What to produce:
Exactly reproduce the lines from the one containing "Parse this screenshot: output" through the last line of the data, both ends included, leaving out pictures.

Provided data:
+ + + + + + +

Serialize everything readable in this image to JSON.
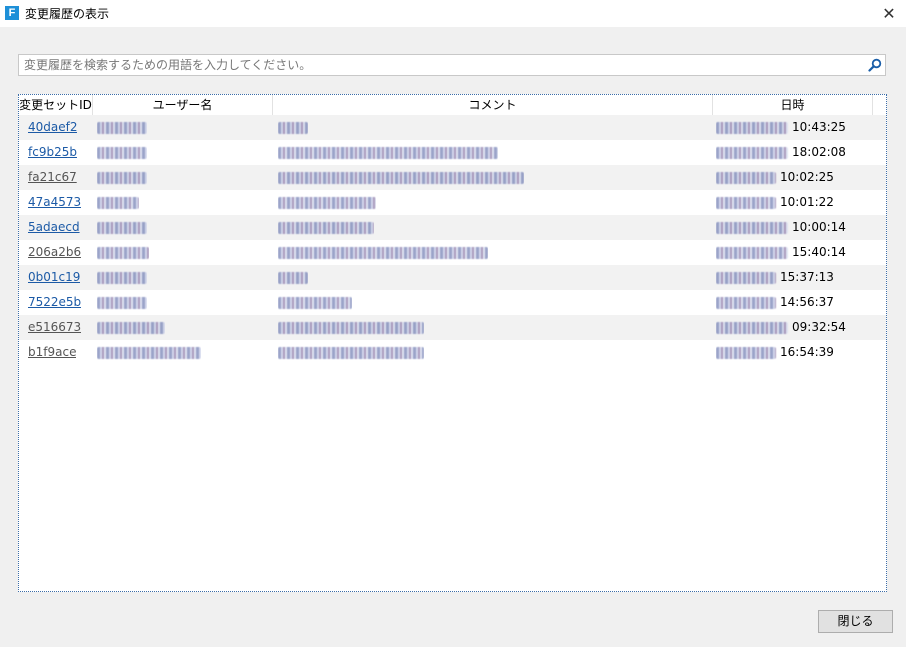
{
  "window": {
    "title": "変更履歴の表示",
    "app_icon_letter": "F",
    "close_glyph": "✕"
  },
  "search": {
    "placeholder": "変更履歴を検索するための用語を入力してください。",
    "value": ""
  },
  "table": {
    "columns": [
      "変更セットID",
      "ユーザー名",
      "コメント",
      "日時"
    ],
    "rows": [
      {
        "id": "40daef2",
        "time": "10:43:25",
        "visited": false
      },
      {
        "id": "fc9b25b",
        "time": "18:02:08",
        "visited": false
      },
      {
        "id": "fa21c67",
        "time": "10:02:25",
        "visited": true
      },
      {
        "id": "47a4573",
        "time": "10:01:22",
        "visited": false
      },
      {
        "id": "5adaecd",
        "time": "10:00:14",
        "visited": false
      },
      {
        "id": "206a2b6",
        "time": "15:40:14",
        "visited": true
      },
      {
        "id": "0b01c19",
        "time": "15:37:13",
        "visited": false
      },
      {
        "id": "7522e5b",
        "time": "14:56:37",
        "visited": false
      },
      {
        "id": "e516673",
        "time": "09:32:54",
        "visited": true
      },
      {
        "id": "b1f9ace",
        "time": "16:54:39",
        "visited": true
      }
    ]
  },
  "footer": {
    "close_label": "閉じる"
  }
}
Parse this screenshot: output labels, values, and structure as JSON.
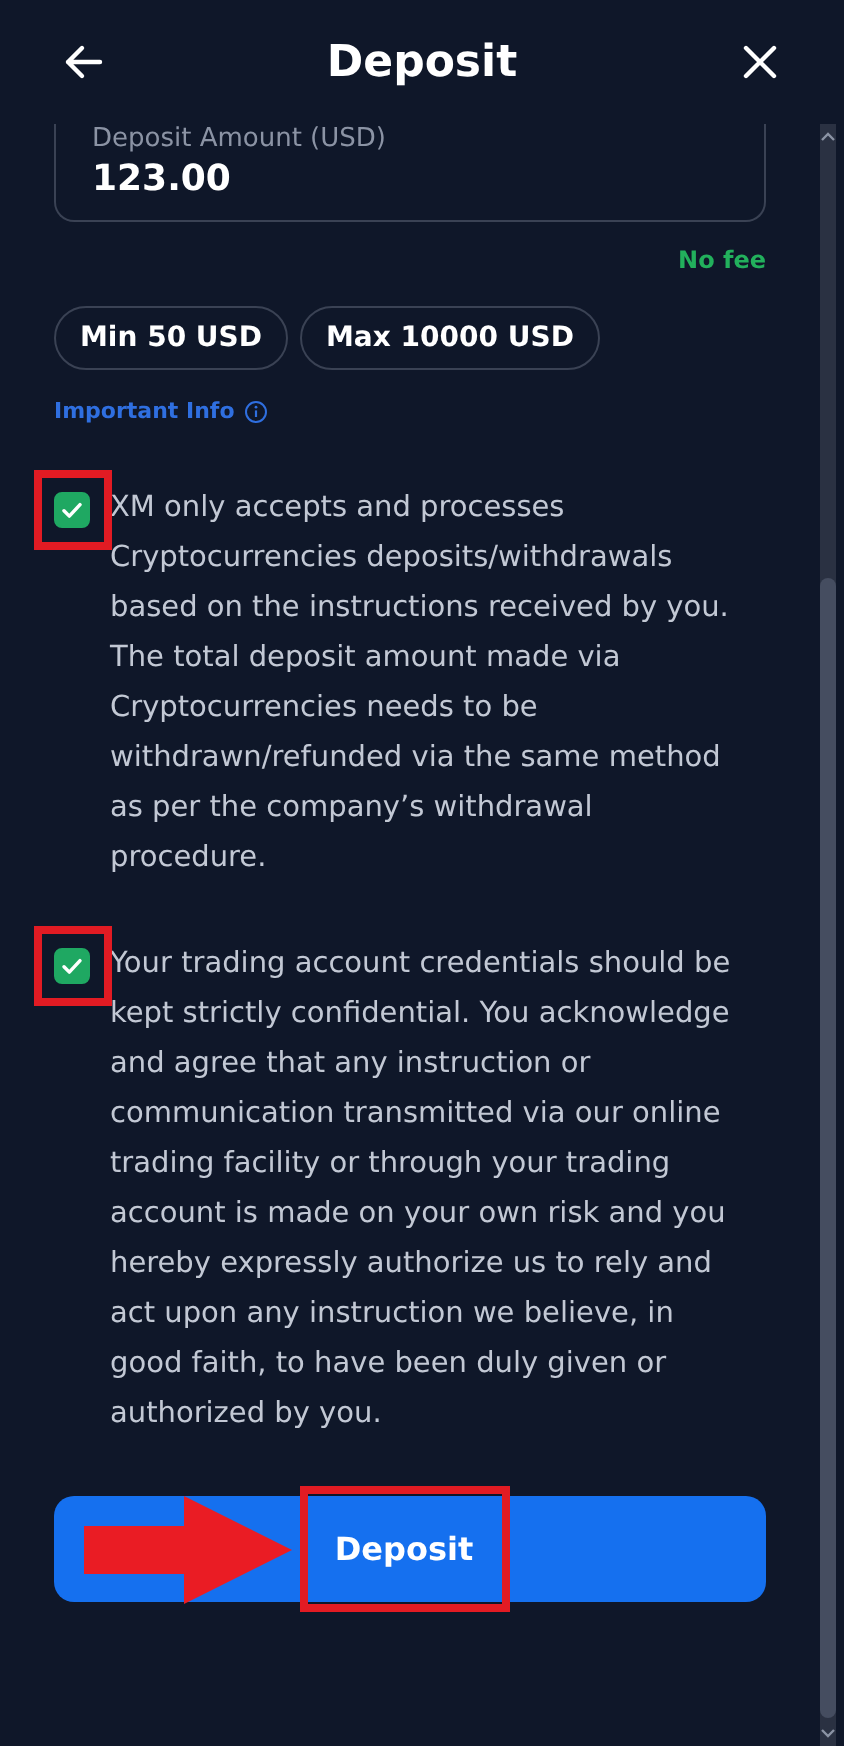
{
  "header": {
    "title": "Deposit"
  },
  "amount_field": {
    "label": "Deposit Amount (USD)",
    "value": "123.00"
  },
  "fee_note": "No fee",
  "limits": [
    "Min 50 USD",
    "Max 10000 USD"
  ],
  "important_info": "Important Info",
  "agreements": [
    {
      "text": "XM only accepts and processes Cryptocurrencies deposits/withdrawals based on the instructions received by you. The total deposit amount made via Cryptocurrencies needs to be withdrawn/refunded via the same method as per the company’s withdrawal procedure.",
      "checked": true
    },
    {
      "text": "Your trading account credentials should be kept strictly confidential. You acknowledge and agree that any instruction or communication transmitted via our online trading facility or through your trading account is made on your own risk and you hereby expressly authorize us to rely and act upon any instruction we believe, in good faith, to have been duly given or authorized by you.",
      "checked": true
    }
  ],
  "submit": "Deposit"
}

+ + + + + + +

Output for this task:
Parse this screenshot: output labels, values, and structure as JSON.
{
  "header": {
    "title": "Deposit"
  },
  "amount_field": {
    "label": "Deposit Amount (USD)",
    "value": "123.00"
  },
  "fee_note": "No fee",
  "limits": [
    "Min 50 USD",
    "Max 10000 USD"
  ],
  "important_info": "Important Info",
  "agreements": [
    {
      "text": "XM only accepts and processes Cryptocurrencies deposits/withdrawals based on the instructions received by you. The total deposit amount made via Cryptocurrencies needs to be withdrawn/refunded via the same method as per the company’s withdrawal procedure.",
      "checked": true
    },
    {
      "text": "Your trading account credentials should be kept strictly confidential. You acknowledge and agree that any instruction or communication transmitted via our online trading facility or through your trading account is made on your own risk and you hereby expressly authorize us to rely and act upon any instruction we believe, in good faith, to have been duly given or authorized by you.",
      "checked": true
    }
  ],
  "submit": "Deposit"
}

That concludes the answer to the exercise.